Haines Bridge

 How can Haines Bridge be made safer for pedestrians?

It has been observed that Haines Bridge, which carries the Queen’s Road over the railway, puts pedestrians at risk since the bridge is so narrow. This leads to restricted width lanes for vehicles and thin strips of pavements. Queen’s Road is a busy main road and, if pedestrians coming from different directions have to cross on the pavements, it makes it very challenging for people to pass; this is particularly difficult for people with child buggies. 

A local resident also pointed out that the parapets are below regulation height. Ashley investigated and asked Network Rail to ensure that parapet alterations would be in the coming year’s budget. They have now informed us that they plan to install caging over the pavements. 

However, we have suggested that a longer-term solution of a new parallel pedestrian bridge should be investigated. While it is acknowledged that this would be expensive, this would make it safer for pedestrians and without widening the bridge itself. 

Here are a couple of examples that have been implemented elsewhere and could be used for inspiration.

1. A bridge in Florida: 
2. The Clifton Suspension Bridge: 

6 thoughts on “Haines Bridge

  1. A “Haines II” would work well taking pedestrians on their own bridge over the train track, whilst keeping the bridge historically intact and not changing the street scene. Care should be taken so that pedestrians remain visible from the street and trains, so that it is a socially pleasant place to walk.

  2. A parallel caged footbridge is an amazing idea. The current footpath is broken, sloping and downright dangerous. The pavement either side would allow its addition to be problem free.

DATASET ROWS:

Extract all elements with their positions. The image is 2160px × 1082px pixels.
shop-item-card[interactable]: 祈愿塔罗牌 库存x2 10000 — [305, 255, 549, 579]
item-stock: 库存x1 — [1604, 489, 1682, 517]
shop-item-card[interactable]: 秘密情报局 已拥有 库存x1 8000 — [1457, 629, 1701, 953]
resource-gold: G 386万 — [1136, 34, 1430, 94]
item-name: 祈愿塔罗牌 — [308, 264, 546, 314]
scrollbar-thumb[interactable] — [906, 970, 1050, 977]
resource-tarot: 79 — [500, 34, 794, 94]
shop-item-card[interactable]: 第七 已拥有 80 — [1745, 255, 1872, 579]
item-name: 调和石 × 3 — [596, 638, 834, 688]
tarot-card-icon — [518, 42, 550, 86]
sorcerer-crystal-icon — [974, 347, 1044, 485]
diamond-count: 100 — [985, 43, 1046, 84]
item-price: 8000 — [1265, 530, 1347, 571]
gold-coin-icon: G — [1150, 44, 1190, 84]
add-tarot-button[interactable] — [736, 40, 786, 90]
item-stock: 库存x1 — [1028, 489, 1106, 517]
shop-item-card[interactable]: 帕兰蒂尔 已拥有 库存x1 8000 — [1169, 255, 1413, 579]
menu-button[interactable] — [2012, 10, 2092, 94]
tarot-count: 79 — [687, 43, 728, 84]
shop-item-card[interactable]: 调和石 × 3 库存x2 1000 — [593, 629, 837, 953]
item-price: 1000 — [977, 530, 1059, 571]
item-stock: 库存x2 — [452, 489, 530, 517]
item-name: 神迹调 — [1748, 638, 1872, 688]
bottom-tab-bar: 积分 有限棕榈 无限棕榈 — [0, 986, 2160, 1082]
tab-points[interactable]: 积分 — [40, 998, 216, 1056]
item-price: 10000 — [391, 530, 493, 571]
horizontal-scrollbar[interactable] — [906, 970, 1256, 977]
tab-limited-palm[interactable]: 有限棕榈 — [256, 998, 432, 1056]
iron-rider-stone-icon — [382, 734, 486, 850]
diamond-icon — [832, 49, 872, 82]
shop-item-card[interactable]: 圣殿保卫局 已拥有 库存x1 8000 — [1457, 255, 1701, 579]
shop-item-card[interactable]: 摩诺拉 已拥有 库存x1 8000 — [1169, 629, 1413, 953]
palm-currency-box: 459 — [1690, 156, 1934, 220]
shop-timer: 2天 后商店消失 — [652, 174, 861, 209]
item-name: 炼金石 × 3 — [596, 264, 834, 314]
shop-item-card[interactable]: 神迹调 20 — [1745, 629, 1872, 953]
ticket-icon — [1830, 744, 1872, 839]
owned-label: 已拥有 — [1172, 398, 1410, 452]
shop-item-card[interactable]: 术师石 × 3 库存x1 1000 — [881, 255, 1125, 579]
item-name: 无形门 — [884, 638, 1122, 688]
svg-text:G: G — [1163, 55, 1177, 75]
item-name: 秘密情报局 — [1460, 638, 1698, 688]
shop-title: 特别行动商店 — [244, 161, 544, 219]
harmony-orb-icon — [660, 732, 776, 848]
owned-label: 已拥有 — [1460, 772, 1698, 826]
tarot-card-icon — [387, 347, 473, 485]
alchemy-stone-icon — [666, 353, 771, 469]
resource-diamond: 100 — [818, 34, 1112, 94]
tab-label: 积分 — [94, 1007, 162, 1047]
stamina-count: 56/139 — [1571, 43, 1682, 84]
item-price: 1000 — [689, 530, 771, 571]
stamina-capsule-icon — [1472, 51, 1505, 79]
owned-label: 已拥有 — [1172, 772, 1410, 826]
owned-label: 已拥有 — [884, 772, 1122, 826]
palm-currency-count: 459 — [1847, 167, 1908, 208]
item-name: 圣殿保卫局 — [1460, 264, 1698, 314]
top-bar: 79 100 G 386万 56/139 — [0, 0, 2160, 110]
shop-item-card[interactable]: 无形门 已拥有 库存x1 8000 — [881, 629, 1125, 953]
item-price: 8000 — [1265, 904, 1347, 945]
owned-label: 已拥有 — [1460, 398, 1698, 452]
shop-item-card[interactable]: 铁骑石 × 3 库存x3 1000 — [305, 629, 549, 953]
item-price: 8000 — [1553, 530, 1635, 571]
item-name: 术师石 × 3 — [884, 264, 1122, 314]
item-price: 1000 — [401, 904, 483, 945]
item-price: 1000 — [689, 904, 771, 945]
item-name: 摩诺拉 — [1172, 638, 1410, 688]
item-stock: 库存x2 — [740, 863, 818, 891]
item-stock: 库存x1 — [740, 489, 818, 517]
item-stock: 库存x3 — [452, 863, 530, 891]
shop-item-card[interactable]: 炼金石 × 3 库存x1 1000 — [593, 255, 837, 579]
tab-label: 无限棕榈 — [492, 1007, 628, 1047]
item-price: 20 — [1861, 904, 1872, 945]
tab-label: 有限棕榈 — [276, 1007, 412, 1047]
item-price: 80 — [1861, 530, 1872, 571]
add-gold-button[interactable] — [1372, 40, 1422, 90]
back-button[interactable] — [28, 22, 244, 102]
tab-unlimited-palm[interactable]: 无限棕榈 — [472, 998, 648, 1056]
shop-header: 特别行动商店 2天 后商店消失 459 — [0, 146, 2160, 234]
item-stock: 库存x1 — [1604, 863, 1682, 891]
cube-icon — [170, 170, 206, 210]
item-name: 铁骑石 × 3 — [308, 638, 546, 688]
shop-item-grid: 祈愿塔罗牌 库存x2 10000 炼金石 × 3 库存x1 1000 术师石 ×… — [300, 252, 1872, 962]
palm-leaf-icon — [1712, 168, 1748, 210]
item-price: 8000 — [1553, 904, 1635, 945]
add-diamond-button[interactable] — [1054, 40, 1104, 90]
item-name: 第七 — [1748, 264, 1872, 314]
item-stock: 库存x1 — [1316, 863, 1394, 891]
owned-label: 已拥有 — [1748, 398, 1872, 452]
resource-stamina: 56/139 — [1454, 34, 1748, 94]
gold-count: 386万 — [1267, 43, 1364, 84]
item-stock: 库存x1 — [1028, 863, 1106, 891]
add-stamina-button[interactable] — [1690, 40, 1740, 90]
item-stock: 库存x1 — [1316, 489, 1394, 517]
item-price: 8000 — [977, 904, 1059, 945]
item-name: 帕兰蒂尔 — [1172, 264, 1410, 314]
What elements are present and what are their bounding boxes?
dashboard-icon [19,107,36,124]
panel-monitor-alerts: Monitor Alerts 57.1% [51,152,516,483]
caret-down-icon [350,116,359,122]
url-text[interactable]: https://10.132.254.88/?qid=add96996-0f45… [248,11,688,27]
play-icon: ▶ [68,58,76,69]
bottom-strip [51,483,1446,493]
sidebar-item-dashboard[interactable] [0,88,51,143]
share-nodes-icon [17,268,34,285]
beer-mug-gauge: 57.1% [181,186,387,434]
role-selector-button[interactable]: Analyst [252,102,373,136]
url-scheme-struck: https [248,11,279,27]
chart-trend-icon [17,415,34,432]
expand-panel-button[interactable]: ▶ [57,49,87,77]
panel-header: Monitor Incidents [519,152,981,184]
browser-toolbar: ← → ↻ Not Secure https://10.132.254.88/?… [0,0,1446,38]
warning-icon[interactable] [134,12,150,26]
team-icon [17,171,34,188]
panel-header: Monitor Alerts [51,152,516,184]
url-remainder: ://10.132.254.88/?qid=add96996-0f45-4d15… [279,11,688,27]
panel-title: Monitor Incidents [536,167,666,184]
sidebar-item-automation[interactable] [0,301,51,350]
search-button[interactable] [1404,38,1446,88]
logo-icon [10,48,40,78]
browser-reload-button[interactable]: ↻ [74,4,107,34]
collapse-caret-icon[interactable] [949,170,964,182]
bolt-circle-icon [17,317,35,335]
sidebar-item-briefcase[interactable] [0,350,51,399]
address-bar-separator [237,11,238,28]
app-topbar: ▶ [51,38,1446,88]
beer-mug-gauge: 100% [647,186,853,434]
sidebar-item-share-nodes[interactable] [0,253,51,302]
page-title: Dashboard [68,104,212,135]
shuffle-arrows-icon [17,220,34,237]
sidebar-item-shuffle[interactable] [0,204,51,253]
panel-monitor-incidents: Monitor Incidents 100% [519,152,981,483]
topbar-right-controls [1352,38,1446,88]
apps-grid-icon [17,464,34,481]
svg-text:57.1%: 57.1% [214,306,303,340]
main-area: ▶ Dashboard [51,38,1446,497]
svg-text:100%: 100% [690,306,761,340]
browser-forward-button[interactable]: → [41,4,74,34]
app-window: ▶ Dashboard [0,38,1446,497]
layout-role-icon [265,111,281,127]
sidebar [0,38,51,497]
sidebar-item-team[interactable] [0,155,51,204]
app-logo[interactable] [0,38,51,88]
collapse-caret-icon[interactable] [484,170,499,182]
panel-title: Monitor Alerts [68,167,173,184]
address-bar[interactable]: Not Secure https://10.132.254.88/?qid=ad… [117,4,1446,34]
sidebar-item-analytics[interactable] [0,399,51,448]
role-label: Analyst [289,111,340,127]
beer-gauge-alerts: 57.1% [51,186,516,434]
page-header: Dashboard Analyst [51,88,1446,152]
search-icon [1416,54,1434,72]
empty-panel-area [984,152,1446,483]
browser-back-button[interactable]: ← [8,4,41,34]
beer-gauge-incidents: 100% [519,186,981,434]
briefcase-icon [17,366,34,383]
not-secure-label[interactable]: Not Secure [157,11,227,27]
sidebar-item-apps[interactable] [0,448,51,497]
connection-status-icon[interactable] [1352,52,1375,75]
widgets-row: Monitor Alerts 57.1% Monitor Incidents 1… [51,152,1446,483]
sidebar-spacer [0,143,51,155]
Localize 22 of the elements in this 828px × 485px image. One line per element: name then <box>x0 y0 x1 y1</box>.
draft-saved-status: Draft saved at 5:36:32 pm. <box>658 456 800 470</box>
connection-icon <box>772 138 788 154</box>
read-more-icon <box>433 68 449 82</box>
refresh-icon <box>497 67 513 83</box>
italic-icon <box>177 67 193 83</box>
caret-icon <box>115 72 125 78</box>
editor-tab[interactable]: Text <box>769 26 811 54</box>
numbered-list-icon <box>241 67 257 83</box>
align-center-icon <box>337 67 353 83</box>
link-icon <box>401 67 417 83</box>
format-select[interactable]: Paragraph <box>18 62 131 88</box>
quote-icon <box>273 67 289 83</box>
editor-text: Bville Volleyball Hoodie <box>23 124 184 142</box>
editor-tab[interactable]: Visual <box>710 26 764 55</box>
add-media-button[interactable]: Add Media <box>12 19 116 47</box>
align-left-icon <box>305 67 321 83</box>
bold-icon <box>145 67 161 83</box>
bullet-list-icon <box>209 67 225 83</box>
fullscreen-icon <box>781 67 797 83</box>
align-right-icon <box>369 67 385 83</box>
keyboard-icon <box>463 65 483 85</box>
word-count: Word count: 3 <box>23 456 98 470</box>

EXERCISE TASKS:
A. Using the Haines Bridge page, decide whether each statement agrees with it. Answer yes or no for each and quote the words of the page that decide it.
(i) Haines Bridge carries Queen’s Road over the railway.
(ii) Network Rail plans to widen the bridge.
(iii) A local resident noted that the parapets are below regulation height.
B. Answer these questions from the Haines Bridge page:
(i) Who looked into the parapet issue?
(ii) What two examples are offered as inspiration?
(iii) According to the second comment, what condition is the current footpath in?
C. Carry on the Haines Bridge page, starting after its last sentence.

EXERCISE RESULTS:
A.
(i) Yes: "carries the Queen’s Road over the railway"
(ii) No: "they plan to install caging over the pavements"
(iii) Yes: "A local resident also pointed out that the parapets are below regulation height."

B.
(i) Ashley
(ii) A bridge in Florida and the Clifton Suspension Bridge
(iii) Broken, sloping and downright dangerous

C.
    It would allow the road to be at least three feet wider – a brilliant win win for both pedestrians and drivers.

    As a plus – can you imagine the joy of little ones when a train whooshes under their feet! I’d like that too!

  3. Caging it does sound like a bad idea. It’s ugly and if somebody is coming the other way, the chances are people will walk on the road as the pavement will likely be even narrower. It will certainly make entering Queen’s Road more dangerous if driving. Do the job properly or not at all.

  4. Hi,
    I agree with the comment above that caging the pavement does not sound like a good idea and may even make it worse. It happens regularly that I have to enter the road – watching the traffic – when crossing the bridge, especially when meeting parents with children. Will a buggy for twins fit in such a “tunnel”.

  5. Hi,

    Caging may not be welcome because it interferes in height and freedom for cyclists and will make the route feel even less generous and more claustrophobic — unable to be used easily as a shared path route, as it is now.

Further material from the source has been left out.